=== RECORDS SHOWN ===

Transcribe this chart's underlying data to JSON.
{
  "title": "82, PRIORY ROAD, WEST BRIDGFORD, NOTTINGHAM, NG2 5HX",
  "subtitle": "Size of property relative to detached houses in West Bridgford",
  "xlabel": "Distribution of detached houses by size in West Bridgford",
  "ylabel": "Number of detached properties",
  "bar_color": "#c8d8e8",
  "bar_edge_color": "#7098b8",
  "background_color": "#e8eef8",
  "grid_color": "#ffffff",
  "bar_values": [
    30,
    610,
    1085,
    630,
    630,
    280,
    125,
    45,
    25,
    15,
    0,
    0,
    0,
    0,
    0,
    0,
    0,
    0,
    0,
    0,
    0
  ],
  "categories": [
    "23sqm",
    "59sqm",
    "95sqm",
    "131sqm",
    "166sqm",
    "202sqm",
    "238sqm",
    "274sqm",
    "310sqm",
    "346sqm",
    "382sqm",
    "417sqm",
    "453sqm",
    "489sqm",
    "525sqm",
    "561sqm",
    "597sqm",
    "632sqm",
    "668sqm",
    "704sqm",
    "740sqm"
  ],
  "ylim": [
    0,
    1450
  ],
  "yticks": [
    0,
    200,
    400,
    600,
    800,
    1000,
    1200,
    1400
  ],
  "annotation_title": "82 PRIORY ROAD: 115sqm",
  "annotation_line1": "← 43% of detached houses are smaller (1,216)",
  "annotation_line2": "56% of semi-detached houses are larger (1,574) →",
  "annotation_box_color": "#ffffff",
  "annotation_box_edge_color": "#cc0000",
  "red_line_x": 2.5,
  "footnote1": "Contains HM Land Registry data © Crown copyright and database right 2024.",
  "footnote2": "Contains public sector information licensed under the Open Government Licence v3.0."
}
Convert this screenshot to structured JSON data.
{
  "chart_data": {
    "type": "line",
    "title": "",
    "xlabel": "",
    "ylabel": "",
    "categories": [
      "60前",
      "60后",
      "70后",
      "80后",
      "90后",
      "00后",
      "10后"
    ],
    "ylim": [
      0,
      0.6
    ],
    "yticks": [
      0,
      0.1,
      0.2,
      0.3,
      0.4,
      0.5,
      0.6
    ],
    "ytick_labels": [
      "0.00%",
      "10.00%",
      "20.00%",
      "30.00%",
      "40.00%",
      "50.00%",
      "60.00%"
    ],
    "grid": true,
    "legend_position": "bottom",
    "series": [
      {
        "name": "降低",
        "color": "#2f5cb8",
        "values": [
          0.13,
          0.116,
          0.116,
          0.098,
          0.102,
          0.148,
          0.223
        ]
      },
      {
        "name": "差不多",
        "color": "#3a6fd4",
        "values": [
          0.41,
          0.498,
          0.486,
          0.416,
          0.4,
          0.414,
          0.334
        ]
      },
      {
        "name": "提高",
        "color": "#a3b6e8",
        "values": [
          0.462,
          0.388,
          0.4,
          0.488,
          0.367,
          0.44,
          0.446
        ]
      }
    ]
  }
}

=== THE REQUEST ===
Report how many lines in the data contain the word "PRIORY", with no words besides the number.

=== RESULT FOR THIS EXERCISE ===
2